— SET TASK —
Pick out each line of the records in which the word "Lecture" appears.

— THE DATA —
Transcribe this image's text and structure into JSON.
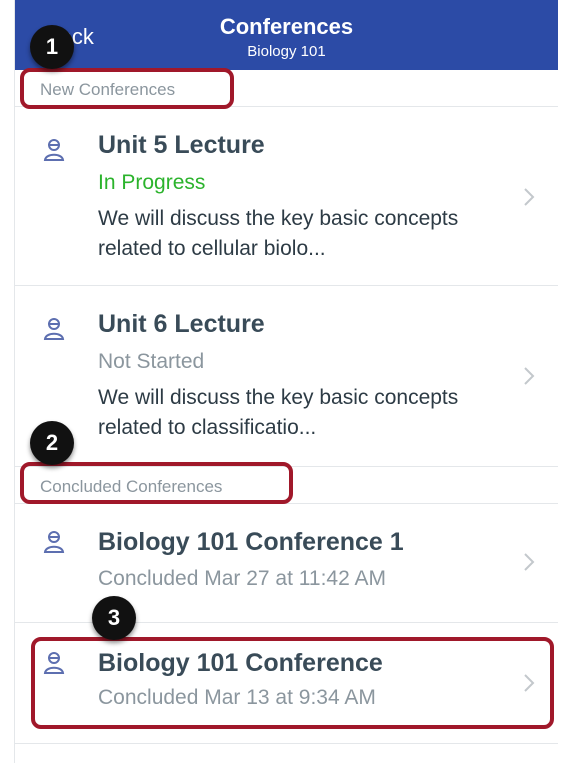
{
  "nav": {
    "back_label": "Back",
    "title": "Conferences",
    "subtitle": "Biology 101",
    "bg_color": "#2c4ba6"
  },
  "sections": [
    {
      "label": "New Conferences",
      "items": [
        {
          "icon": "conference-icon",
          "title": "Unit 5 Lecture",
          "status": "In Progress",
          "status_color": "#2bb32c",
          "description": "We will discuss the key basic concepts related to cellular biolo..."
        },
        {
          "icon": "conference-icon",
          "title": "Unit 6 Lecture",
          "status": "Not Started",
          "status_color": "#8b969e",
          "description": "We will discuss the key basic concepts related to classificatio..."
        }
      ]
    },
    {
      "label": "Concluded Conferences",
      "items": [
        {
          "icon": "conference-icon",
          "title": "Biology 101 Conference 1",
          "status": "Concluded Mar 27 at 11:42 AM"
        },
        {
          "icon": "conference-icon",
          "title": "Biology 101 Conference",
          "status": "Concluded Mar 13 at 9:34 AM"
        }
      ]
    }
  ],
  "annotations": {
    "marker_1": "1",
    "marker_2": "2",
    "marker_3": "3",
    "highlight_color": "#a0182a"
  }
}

— EXPECTED ANSWER —
          "title": "Unit 5 Lecture",
          "title": "Unit 6 Lecture",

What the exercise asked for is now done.